[Bounding box entries]
-- Start --

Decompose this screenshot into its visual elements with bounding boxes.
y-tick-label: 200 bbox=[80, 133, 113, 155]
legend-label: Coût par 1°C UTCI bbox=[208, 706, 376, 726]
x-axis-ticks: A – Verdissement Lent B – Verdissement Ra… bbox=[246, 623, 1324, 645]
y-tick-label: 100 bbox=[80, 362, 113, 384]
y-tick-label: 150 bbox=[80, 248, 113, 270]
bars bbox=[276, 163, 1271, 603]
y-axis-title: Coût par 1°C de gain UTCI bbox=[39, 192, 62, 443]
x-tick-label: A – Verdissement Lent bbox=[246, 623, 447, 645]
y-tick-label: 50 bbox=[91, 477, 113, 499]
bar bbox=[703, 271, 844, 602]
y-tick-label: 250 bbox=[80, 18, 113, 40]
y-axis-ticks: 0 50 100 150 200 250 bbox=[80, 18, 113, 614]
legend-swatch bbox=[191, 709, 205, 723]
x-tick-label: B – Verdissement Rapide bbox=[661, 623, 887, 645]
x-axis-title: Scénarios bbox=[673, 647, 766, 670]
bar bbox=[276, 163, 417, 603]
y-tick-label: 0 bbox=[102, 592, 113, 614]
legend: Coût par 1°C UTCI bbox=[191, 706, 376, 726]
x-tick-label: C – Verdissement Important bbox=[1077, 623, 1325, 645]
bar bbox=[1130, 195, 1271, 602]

-- End --
-- Start --

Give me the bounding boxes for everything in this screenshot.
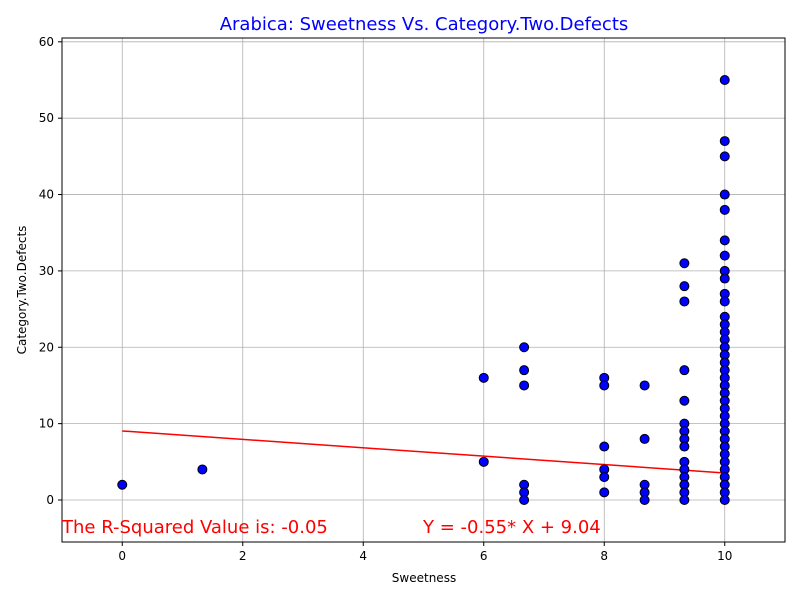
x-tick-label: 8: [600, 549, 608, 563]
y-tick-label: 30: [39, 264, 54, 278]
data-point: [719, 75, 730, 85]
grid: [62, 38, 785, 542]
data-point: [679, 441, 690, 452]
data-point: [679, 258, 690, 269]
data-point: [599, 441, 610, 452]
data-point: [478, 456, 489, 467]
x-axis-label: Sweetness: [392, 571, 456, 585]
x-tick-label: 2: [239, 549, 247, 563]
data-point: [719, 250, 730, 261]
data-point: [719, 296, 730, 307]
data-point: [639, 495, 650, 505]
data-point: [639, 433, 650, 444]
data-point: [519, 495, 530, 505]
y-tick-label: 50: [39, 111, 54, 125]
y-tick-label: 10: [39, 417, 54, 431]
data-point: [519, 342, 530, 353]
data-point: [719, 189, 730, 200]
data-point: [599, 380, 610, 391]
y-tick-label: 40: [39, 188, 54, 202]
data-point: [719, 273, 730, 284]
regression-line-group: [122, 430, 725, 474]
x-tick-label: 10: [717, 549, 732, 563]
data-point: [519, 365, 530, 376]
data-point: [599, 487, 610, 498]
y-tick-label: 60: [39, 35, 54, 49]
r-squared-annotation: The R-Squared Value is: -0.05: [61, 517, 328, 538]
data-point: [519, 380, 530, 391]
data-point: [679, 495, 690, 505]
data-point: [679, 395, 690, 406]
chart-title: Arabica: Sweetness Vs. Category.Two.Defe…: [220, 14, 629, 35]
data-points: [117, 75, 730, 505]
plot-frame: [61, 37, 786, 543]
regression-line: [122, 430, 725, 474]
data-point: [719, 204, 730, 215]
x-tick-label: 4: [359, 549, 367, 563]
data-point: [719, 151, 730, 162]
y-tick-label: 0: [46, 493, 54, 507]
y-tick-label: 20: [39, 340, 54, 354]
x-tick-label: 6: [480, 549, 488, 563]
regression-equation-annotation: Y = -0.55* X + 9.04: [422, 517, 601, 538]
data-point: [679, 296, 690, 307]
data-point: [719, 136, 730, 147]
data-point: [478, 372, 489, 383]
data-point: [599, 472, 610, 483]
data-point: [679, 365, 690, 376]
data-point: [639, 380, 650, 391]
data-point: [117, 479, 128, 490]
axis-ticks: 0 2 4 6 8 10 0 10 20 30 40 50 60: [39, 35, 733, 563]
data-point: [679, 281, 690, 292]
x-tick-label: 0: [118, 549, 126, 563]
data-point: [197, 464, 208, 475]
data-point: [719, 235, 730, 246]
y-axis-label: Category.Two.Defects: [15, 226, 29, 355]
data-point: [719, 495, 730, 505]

-- End --
-- Start --

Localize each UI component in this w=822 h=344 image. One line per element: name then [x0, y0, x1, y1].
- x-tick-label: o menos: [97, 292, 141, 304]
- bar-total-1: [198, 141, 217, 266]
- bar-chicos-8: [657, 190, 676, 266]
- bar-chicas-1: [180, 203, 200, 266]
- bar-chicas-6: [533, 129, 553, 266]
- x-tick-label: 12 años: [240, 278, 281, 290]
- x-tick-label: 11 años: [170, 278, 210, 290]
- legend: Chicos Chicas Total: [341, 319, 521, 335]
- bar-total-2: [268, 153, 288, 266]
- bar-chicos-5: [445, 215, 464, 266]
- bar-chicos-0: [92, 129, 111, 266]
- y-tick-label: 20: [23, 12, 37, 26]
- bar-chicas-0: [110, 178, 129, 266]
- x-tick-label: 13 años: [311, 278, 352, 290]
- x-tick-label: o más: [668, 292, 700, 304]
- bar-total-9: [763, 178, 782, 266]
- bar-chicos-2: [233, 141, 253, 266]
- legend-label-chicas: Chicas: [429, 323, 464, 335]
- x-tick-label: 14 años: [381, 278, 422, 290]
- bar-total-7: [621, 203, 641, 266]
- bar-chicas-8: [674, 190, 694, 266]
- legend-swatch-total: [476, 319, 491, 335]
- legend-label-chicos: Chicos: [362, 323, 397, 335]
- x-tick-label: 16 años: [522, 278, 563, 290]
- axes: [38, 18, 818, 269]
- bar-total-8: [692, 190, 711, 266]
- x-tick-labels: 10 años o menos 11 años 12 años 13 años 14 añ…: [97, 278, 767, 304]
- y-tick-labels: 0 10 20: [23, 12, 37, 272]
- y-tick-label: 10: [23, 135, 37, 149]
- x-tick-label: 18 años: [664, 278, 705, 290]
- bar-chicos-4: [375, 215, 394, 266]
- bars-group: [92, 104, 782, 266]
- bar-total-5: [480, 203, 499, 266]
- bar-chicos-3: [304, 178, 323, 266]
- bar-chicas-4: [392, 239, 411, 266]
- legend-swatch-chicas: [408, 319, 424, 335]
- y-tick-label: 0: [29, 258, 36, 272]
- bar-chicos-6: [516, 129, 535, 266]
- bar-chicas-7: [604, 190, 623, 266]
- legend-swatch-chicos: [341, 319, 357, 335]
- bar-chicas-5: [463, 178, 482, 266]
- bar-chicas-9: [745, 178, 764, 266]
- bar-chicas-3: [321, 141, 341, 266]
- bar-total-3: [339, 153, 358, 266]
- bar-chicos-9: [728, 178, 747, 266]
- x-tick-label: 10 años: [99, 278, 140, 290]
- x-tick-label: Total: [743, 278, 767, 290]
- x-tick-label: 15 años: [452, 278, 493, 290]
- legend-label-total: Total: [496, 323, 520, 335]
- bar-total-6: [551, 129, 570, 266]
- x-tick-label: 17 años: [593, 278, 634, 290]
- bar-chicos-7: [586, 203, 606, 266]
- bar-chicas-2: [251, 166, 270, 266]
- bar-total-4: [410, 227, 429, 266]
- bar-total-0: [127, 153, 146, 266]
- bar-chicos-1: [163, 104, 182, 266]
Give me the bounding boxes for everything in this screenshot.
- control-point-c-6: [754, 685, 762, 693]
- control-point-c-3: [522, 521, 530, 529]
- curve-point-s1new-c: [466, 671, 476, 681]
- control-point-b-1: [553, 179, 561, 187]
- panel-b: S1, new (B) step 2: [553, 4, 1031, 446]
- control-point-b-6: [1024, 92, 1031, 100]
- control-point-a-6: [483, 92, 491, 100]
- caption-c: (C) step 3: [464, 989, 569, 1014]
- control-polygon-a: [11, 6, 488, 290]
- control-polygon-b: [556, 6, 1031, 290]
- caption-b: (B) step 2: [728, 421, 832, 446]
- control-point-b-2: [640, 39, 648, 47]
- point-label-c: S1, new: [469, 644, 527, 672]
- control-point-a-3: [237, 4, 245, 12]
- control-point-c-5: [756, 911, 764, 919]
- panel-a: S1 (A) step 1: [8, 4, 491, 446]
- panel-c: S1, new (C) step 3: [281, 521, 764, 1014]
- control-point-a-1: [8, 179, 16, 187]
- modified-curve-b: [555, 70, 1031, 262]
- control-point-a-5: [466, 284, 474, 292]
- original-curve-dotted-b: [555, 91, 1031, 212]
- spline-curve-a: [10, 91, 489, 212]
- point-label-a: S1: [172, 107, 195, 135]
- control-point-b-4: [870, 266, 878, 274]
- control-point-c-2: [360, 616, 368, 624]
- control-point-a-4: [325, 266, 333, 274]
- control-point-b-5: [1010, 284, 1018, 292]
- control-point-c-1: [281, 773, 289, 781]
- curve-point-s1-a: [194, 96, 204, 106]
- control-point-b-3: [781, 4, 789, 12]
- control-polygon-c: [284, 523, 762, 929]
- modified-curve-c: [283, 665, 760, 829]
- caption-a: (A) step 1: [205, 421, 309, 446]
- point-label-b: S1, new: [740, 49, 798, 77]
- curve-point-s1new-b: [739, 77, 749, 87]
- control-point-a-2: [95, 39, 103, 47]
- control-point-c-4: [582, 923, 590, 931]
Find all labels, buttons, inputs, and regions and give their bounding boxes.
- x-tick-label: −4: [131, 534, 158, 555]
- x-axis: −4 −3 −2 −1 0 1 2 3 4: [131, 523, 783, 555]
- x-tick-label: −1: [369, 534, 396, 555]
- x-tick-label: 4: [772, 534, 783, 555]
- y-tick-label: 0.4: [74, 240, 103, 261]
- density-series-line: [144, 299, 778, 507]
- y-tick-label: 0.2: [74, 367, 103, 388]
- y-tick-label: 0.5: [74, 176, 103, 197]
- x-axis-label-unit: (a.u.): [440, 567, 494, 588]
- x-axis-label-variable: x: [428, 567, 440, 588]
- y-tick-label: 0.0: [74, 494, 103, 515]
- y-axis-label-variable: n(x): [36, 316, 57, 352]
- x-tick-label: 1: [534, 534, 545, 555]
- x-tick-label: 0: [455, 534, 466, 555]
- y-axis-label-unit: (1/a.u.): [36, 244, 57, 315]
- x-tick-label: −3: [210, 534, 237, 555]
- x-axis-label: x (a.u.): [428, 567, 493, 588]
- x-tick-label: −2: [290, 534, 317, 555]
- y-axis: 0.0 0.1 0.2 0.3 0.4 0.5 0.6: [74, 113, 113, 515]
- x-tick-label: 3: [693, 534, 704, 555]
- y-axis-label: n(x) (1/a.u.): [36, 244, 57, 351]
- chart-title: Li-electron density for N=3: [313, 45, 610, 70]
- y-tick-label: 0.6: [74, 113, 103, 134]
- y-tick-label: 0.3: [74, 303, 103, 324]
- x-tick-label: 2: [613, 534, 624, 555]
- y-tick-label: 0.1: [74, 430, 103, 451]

-- End --

* **Work instructions**
Please quote the rows above word for word, beginning at the line that has "x-tick-label: 8: [600, 549, 608, 563]" and stopping after the line that has "data-point: [719, 495, 730, 505]".

* **Result**
x-tick-label: 8: [600, 549, 608, 563]
y-tick-label: 30: [39, 264, 54, 278]
data-point: [719, 75, 730, 85]
grid: [62, 38, 785, 542]
data-point: [679, 441, 690, 452]
data-point: [679, 258, 690, 269]
data-point: [599, 441, 610, 452]
data-point: [478, 456, 489, 467]
x-axis-label: Sweetness: [392, 571, 456, 585]
x-tick-label: 2: [239, 549, 247, 563]
data-point: [719, 250, 730, 261]
data-point: [719, 296, 730, 307]
data-point: [639, 495, 650, 505]
data-point: [639, 433, 650, 444]
data-point: [519, 495, 530, 505]
y-tick-label: 50: [39, 111, 54, 125]
y-tick-label: 10: [39, 417, 54, 431]
data-point: [519, 342, 530, 353]
data-point: [719, 189, 730, 200]
data-point: [599, 380, 610, 391]
y-tick-label: 40: [39, 188, 54, 202]
data-point: [719, 273, 730, 284]
regression-line-group: [122, 430, 725, 474]
x-tick-label: 10: [717, 549, 732, 563]
data-point: [519, 365, 530, 376]
data-point: [599, 487, 610, 498]
y-tick-label: 60: [39, 35, 54, 49]
r-squared-annotation: The R-Squared Value is: -0.05: [61, 517, 328, 538]
data-point: [519, 380, 530, 391]
data-point: [679, 495, 690, 505]
data-point: [679, 395, 690, 406]
chart-title: Arabica: Sweetness Vs. Category.Two.Defe…: [220, 14, 629, 35]
data-points: [117, 75, 730, 505]
plot-frame: [61, 37, 786, 543]
regression-line: [122, 430, 725, 474]
data-point: [719, 204, 730, 215]
x-tick-label: 4: [359, 549, 367, 563]
data-point: [719, 151, 730, 162]
y-tick-label: 0: [46, 493, 54, 507]
y-tick-label: 20: [39, 340, 54, 354]
x-tick-label: 6: [480, 549, 488, 563]
regression-equation-annotation: Y = -0.55* X + 9.04: [422, 517, 601, 538]
data-point: [679, 296, 690, 307]
data-point: [719, 136, 730, 147]
data-point: [478, 372, 489, 383]
data-point: [599, 472, 610, 483]
data-point: [679, 365, 690, 376]
data-point: [639, 380, 650, 391]
data-point: [117, 479, 128, 490]
axis-ticks: 0 2 4 6 8 10 0 10 20 30 40 50 60: [39, 35, 733, 563]
data-point: [679, 281, 690, 292]
x-tick-label: 0: [118, 549, 126, 563]
data-point: [197, 464, 208, 475]
data-point: [719, 235, 730, 246]
y-axis-label: Category.Two.Defects: [15, 226, 29, 355]
data-point: [719, 495, 730, 505]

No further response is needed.